→ **Work to be completed**
Each line of the material must be returned exactly.

-- start Data section --

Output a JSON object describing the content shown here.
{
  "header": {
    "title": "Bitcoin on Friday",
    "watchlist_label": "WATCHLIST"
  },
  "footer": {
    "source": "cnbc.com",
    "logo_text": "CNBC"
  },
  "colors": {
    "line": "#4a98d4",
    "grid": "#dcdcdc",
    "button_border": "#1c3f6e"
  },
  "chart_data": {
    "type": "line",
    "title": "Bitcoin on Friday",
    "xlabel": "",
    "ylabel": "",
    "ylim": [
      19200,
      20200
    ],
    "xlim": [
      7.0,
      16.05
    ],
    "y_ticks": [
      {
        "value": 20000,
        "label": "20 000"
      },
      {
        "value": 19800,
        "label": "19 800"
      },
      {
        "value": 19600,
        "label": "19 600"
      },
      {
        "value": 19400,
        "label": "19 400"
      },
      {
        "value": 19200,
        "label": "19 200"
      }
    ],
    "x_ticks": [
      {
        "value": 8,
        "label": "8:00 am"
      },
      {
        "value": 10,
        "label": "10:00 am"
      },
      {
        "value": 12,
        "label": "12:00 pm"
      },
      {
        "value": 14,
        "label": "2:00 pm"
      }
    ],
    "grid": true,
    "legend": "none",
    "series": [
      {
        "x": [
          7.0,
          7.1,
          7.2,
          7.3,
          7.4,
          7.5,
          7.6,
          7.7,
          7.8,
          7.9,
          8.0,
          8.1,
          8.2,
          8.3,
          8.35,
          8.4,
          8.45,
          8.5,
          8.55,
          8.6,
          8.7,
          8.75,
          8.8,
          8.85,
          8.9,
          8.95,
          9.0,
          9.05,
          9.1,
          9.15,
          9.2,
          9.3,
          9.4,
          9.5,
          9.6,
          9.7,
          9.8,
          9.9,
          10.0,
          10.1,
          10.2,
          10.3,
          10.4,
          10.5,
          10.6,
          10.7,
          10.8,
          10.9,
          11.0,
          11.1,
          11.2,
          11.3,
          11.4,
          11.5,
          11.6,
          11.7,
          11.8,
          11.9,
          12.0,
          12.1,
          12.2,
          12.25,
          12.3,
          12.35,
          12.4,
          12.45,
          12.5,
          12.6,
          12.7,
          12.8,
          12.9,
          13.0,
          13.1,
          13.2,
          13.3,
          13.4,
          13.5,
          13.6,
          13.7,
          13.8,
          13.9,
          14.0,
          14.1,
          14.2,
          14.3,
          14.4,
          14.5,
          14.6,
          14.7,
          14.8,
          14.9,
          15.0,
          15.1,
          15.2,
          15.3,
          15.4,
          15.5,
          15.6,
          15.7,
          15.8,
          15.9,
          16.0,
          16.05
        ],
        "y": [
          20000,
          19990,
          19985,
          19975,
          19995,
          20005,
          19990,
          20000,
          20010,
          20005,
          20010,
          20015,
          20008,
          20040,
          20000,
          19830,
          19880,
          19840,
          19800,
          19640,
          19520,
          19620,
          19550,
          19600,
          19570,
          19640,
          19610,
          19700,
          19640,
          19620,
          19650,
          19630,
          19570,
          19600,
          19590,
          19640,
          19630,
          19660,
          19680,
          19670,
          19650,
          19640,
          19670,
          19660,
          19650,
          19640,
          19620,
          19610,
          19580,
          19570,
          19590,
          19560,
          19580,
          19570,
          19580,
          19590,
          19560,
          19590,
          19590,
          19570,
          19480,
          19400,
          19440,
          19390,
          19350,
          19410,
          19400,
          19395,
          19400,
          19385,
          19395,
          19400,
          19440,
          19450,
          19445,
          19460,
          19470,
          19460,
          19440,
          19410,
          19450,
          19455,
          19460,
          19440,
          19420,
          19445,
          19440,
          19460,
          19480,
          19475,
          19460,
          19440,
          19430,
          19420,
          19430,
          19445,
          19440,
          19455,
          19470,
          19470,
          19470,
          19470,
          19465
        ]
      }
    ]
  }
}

-- end Data section --

→ **Written solution**
Output a JSON object describing the content shown here.
{
  "header": {
    "title": "Bitcoin on Friday",
    "watchlist_label": "WATCHLIST"
  },
  "footer": {
    "source": "cnbc.com",
    "logo_text": "CNBC"
  },
  "colors": {
    "line": "#4a98d4",
    "grid": "#dcdcdc",
    "button_border": "#1c3f6e"
  },
  "chart_data": {
    "type": "line",
    "title": "Bitcoin on Friday",
    "xlabel": "",
    "ylabel": "",
    "ylim": [
      19200,
      20200
    ],
    "xlim": [
      7.0,
      16.05
    ],
    "y_ticks": [
      {
        "value": 20000,
        "label": "20 000"
      },
      {
        "value": 19800,
        "label": "19 800"
      },
      {
        "value": 19600,
        "label": "19 600"
      },
      {
        "value": 19400,
        "label": "19 400"
      },
      {
        "value": 19200,
        "label": "19 200"
      }
    ],
    "x_ticks": [
      {
        "value": 8,
        "label": "8:00 am"
      },
      {
        "value": 10,
        "label": "10:00 am"
      },
      {
        "value": 12,
        "label": "12:00 pm"
      },
      {
        "value": 14,
        "label": "2:00 pm"
      }
    ],
    "grid": true,
    "legend": "none",
    "series": [
      {
        "x": [
          7.0,
          7.1,
          7.2,
          7.3,
          7.4,
          7.5,
          7.6,
          7.7,
          7.8,
          7.9,
          8.0,
          8.1,
          8.2,
          8.3,
          8.35,
          8.4,
          8.45,
          8.5,
          8.55,
          8.6,
          8.7,
          8.75,
          8.8,
          8.85,
          8.9,
          8.95,
          9.0,
          9.05,
          9.1,
          9.15,
          9.2,
          9.3,
          9.4,
          9.5,
          9.6,
          9.7,
          9.8,
          9.9,
          10.0,
          10.1,
          10.2,
          10.3,
          10.4,
          10.5,
          10.6,
          10.7,
          10.8,
          10.9,
          11.0,
          11.1,
          11.2,
          11.3,
          11.4,
          11.5,
          11.6,
          11.7,
          11.8,
          11.9,
          12.0,
          12.1,
          12.2,
          12.25,
          12.3,
          12.35,
          12.4,
          12.45,
          12.5,
          12.6,
          12.7,
          12.8,
          12.9,
          13.0,
          13.1,
          13.2,
          13.3,
          13.4,
          13.5,
          13.6,
          13.7,
          13.8,
          13.9,
          14.0,
          14.1,
          14.2,
          14.3,
          14.4,
          14.5,
          14.6,
          14.7,
          14.8,
          14.9,
          15.0,
          15.1,
          15.2,
          15.3,
          15.4,
          15.5,
          15.6,
          15.7,
          15.8,
          15.9,
          16.0,
          16.05
        ],
        "y": [
          20000,
          19990,
          19985,
          19975,
          19995,
          20005,
          19990,
          20000,
          20010,
          20005,
          20010,
          20015,
          20008,
          20040,
          20000,
          19830,
          19880,
          19840,
          19800,
          19640,
          19520,
          19620,
          19550,
          19600,
          19570,
          19640,
          19610,
          19700,
          19640,
          19620,
          19650,
          19630,
          19570,
          19600,
          19590,
          19640,
          19630,
          19660,
          19680,
          19670,
          19650,
          19640,
          19670,
          19660,
          19650,
          19640,
          19620,
          19610,
          19580,
          19570,
          19590,
          19560,
          19580,
          19570,
          19580,
          19590,
          19560,
          19590,
          19590,
          19570,
          19480,
          19400,
          19440,
          19390,
          19350,
          19410,
          19400,
          19395,
          19400,
          19385,
          19395,
          19400,
          19440,
          19450,
          19445,
          19460,
          19470,
          19460,
          19440,
          19410,
          19450,
          19455,
          19460,
          19440,
          19420,
          19445,
          19440,
          19460,
          19480,
          19475,
          19460,
          19440,
          19430,
          19420,
          19430,
          19445,
          19440,
          19455,
          19470,
          19470,
          19470,
          19470,
          19465
        ]
      }
    ]
  }
}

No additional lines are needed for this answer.